> [Source material]
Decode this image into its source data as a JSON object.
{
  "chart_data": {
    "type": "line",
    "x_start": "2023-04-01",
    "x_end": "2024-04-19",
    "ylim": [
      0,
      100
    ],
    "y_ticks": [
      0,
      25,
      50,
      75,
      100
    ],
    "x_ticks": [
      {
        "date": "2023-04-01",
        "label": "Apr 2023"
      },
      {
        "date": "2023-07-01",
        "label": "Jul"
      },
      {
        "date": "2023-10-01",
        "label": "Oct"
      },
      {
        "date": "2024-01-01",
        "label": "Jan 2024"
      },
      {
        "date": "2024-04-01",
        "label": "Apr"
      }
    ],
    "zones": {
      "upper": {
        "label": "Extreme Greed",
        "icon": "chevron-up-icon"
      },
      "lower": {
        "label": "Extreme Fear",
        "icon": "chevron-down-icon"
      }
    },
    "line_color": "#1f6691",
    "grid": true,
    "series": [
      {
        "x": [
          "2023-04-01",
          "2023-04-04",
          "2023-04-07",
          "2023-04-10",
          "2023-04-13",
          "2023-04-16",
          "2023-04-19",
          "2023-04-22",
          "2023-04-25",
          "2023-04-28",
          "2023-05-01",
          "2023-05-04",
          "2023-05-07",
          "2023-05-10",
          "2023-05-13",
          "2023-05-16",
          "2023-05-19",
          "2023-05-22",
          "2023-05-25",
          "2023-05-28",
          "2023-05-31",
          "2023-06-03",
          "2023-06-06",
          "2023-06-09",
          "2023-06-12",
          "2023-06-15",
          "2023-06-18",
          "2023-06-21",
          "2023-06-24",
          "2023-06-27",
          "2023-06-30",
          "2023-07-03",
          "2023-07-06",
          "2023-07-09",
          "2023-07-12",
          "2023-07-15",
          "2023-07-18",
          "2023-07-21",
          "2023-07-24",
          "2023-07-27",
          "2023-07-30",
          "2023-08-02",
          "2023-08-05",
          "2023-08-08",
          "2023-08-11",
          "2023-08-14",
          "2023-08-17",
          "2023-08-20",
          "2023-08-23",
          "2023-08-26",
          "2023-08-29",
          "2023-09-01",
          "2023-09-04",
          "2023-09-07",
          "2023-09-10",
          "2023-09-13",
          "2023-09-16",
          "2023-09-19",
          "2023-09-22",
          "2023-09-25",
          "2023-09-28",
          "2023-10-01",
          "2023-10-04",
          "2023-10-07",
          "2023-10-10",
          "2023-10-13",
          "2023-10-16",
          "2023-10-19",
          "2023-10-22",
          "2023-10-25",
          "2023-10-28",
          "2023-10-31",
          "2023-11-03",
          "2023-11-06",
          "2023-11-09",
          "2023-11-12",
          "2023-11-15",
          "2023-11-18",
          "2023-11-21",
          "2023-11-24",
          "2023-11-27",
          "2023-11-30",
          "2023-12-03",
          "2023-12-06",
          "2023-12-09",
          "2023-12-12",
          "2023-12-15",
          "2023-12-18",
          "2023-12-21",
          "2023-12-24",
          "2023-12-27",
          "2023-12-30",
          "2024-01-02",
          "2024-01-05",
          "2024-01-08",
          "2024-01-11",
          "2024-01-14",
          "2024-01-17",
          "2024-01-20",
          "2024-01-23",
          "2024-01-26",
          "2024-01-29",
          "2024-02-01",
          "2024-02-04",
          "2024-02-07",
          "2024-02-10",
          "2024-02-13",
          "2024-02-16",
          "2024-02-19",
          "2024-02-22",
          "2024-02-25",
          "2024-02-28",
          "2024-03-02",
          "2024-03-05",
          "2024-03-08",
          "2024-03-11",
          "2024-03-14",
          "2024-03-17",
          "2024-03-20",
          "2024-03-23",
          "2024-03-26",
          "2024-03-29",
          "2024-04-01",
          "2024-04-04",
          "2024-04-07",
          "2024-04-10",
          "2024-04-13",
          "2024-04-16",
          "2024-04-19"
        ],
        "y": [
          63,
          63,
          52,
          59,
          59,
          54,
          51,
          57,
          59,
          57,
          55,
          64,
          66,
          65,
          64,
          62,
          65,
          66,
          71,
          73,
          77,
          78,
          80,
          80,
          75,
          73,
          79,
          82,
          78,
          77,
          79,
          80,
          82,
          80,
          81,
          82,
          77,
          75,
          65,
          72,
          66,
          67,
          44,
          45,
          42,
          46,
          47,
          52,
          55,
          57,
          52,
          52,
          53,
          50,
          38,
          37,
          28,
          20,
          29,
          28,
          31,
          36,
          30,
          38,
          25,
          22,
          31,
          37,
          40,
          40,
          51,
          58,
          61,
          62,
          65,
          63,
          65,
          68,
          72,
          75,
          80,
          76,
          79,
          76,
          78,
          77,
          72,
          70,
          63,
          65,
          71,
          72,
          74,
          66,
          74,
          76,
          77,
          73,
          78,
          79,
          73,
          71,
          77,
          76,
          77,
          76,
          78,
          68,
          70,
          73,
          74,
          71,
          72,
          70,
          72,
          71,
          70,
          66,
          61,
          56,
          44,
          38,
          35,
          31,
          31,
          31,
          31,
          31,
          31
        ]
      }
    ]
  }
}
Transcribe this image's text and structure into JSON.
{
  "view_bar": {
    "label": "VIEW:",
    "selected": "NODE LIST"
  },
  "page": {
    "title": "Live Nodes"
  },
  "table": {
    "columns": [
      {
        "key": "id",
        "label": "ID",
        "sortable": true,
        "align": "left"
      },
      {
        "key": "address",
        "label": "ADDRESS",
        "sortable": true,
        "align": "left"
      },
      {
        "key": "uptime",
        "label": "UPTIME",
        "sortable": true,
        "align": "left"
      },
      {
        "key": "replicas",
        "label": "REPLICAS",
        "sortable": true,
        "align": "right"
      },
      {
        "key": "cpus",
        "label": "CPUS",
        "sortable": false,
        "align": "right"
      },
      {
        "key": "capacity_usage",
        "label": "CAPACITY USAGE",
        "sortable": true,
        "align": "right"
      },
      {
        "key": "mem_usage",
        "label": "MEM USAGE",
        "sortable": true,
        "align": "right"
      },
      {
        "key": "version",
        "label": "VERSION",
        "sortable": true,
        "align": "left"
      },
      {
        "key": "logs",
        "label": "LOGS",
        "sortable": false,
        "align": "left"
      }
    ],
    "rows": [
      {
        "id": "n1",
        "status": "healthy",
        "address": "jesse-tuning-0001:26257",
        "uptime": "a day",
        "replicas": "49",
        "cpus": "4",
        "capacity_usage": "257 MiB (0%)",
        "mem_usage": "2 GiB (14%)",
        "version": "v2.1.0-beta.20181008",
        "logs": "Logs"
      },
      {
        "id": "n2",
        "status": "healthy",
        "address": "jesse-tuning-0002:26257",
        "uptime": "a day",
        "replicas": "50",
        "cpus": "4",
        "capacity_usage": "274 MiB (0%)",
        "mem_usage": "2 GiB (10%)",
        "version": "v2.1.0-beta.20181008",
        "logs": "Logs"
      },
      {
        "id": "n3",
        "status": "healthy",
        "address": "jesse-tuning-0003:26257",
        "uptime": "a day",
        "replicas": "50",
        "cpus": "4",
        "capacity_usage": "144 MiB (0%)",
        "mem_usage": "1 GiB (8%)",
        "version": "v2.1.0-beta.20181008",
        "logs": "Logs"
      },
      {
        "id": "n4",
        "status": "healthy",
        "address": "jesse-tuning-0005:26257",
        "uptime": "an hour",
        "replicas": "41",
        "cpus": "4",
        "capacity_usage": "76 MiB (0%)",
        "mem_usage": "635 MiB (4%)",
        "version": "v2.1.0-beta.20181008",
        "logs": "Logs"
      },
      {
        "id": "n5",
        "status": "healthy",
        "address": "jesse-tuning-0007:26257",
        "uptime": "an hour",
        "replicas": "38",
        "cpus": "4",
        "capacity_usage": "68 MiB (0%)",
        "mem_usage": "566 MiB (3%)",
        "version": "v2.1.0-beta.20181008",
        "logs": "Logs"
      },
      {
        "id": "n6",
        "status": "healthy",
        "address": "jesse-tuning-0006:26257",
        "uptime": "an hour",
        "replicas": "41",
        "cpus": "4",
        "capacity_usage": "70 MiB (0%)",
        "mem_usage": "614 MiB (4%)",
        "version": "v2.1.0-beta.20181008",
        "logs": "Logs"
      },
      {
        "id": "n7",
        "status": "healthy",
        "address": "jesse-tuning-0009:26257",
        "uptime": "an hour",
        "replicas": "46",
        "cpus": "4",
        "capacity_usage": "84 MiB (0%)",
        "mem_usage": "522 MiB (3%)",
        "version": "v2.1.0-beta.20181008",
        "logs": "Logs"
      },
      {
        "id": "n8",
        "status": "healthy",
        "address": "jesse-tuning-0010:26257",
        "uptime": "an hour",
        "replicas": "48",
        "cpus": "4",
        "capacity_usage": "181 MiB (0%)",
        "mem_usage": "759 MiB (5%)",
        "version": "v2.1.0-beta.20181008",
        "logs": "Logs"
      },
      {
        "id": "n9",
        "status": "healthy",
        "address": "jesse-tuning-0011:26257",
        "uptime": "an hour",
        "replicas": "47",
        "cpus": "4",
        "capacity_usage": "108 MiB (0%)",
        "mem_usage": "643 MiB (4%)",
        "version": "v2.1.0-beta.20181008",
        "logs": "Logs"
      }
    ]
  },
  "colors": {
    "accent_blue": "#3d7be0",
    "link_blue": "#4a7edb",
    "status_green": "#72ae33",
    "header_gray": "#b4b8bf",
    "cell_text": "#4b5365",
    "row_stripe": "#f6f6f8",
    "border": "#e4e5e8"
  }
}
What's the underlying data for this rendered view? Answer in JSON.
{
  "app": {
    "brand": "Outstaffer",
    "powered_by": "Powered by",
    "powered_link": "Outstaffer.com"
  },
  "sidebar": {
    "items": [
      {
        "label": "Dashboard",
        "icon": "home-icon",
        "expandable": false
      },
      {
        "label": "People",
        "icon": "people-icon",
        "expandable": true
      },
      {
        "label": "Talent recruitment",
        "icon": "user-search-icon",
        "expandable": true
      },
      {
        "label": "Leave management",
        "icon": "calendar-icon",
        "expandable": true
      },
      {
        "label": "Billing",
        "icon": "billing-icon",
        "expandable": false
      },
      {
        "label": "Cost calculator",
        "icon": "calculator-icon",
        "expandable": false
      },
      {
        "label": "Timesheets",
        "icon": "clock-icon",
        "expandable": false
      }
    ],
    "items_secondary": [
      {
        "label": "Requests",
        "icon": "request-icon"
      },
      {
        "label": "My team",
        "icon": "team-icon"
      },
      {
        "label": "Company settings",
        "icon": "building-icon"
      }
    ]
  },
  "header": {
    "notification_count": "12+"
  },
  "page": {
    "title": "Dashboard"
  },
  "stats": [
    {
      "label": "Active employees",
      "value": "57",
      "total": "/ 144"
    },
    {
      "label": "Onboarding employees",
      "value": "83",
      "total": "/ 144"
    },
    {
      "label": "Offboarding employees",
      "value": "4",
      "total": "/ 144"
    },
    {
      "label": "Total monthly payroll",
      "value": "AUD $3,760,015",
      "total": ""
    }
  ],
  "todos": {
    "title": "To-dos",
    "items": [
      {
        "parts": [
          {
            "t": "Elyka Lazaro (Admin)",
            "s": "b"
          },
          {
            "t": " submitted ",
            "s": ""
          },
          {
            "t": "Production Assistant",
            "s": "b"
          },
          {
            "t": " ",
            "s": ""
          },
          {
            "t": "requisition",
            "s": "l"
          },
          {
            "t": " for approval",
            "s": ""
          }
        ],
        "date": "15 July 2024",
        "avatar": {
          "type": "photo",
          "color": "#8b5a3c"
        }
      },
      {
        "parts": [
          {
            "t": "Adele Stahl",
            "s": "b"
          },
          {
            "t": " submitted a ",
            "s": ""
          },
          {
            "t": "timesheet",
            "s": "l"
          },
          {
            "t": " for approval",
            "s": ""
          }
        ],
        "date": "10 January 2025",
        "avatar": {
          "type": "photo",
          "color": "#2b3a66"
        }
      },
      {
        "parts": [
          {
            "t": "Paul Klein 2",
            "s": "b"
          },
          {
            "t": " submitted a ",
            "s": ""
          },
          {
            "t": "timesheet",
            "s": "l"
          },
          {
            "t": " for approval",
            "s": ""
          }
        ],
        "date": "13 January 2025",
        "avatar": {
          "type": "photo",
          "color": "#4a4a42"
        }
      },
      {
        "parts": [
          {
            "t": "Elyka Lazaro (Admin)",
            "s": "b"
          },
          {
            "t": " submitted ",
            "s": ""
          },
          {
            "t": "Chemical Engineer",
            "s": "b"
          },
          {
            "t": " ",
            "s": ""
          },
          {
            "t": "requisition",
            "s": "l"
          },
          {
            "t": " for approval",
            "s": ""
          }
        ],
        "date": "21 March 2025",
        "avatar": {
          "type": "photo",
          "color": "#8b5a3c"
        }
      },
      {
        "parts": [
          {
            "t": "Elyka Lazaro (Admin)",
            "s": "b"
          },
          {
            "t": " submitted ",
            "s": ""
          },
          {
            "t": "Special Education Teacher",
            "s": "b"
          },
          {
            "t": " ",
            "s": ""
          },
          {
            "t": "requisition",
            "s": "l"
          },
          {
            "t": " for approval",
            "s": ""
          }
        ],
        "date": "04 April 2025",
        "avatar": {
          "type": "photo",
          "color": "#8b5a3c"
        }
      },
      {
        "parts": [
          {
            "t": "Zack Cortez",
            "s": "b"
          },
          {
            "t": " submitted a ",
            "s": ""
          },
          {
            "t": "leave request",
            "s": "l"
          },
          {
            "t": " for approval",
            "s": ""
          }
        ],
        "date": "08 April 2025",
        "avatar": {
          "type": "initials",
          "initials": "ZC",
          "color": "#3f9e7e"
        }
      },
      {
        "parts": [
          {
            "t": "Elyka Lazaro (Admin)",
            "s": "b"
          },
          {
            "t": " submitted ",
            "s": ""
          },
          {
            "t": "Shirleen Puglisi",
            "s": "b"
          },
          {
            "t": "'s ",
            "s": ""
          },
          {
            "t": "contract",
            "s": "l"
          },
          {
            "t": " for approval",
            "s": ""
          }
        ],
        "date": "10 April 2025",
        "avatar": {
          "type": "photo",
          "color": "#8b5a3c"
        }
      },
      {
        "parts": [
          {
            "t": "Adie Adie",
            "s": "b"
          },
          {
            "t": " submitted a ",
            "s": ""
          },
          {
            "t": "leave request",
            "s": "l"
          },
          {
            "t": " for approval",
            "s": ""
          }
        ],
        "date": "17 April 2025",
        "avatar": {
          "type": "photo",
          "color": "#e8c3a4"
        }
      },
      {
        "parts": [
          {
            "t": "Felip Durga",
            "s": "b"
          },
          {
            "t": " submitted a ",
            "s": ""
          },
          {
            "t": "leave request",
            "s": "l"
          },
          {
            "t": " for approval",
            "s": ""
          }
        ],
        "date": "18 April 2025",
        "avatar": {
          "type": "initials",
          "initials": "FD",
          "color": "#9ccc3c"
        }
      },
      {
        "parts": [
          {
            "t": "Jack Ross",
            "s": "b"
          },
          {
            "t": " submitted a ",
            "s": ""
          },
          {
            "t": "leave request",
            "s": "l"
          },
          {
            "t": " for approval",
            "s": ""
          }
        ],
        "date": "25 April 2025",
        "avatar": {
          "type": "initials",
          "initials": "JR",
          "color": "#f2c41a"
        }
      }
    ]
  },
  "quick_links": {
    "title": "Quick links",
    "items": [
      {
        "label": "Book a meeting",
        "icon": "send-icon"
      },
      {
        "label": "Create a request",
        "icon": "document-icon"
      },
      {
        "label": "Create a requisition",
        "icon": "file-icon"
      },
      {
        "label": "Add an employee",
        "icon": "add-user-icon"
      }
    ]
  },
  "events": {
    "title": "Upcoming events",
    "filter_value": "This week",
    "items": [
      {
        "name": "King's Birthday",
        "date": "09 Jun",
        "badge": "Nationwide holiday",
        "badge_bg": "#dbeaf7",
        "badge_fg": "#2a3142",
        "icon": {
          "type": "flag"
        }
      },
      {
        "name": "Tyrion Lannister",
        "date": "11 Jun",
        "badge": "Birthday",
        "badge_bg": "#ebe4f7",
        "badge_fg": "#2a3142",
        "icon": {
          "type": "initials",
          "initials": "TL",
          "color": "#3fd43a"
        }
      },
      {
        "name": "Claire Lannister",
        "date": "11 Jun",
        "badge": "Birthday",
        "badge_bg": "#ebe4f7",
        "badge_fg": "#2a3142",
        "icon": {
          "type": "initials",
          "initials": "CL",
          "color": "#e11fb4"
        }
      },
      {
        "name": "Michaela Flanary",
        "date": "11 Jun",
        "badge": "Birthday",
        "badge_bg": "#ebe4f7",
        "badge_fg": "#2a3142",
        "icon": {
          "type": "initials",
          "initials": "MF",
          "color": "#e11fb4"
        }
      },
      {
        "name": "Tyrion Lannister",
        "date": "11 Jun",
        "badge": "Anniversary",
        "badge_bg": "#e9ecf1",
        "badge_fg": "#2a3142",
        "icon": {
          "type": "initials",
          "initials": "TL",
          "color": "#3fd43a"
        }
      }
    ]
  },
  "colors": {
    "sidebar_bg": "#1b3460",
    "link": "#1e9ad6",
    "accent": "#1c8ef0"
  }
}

> [Instruction]
Lines containing the string "Outstaffer" should be counted; reply with their number and nothing more.

> [Solution for this exercise]
2